Exercise prompt =
Figure out how many lines of the material below contain the word "icon". Answer with the number only.

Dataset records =
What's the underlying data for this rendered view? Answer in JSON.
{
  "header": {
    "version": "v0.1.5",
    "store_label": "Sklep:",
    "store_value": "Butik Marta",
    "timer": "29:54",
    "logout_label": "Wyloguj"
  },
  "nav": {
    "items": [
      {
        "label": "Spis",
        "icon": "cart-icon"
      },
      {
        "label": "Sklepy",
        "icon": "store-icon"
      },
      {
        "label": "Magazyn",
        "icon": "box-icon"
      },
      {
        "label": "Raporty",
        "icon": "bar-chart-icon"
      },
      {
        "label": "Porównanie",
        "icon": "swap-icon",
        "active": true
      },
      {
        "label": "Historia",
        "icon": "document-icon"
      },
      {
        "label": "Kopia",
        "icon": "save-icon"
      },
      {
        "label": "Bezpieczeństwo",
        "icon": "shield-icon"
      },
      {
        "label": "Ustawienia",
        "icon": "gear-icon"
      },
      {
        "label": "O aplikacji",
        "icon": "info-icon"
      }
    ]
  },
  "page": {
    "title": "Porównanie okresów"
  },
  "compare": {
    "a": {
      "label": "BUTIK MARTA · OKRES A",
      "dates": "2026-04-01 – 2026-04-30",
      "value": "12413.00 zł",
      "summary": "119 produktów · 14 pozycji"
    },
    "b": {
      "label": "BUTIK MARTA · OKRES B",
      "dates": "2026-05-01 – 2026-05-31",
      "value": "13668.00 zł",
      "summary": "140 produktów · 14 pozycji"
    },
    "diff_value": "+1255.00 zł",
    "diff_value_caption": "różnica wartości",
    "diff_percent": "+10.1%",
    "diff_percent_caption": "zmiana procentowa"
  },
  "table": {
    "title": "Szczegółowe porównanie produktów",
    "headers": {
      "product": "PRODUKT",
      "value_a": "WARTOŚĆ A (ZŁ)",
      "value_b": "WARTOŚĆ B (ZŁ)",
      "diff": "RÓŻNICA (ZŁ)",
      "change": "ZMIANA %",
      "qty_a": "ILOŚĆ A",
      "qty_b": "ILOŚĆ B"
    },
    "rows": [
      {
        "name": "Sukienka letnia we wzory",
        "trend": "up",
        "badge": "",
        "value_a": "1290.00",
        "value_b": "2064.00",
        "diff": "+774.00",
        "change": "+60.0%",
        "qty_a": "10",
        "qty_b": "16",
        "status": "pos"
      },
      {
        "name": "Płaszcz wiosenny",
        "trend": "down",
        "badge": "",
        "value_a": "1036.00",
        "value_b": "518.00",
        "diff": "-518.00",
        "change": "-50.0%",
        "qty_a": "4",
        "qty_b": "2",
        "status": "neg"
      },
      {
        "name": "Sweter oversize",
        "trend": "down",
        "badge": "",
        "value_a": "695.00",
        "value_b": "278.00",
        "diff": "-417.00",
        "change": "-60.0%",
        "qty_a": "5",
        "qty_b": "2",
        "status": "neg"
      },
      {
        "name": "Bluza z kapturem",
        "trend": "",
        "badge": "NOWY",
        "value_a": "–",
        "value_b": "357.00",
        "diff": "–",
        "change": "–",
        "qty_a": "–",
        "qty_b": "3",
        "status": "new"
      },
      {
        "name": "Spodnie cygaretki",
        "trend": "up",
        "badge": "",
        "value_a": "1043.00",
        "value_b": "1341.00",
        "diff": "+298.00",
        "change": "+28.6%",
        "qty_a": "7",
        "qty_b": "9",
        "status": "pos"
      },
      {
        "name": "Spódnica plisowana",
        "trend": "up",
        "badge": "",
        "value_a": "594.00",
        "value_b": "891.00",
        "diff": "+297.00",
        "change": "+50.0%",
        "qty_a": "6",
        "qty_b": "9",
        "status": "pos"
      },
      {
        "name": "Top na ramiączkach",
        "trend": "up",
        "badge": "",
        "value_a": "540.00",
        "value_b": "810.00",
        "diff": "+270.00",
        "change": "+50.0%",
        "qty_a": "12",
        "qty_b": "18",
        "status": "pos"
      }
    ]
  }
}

Solution =
10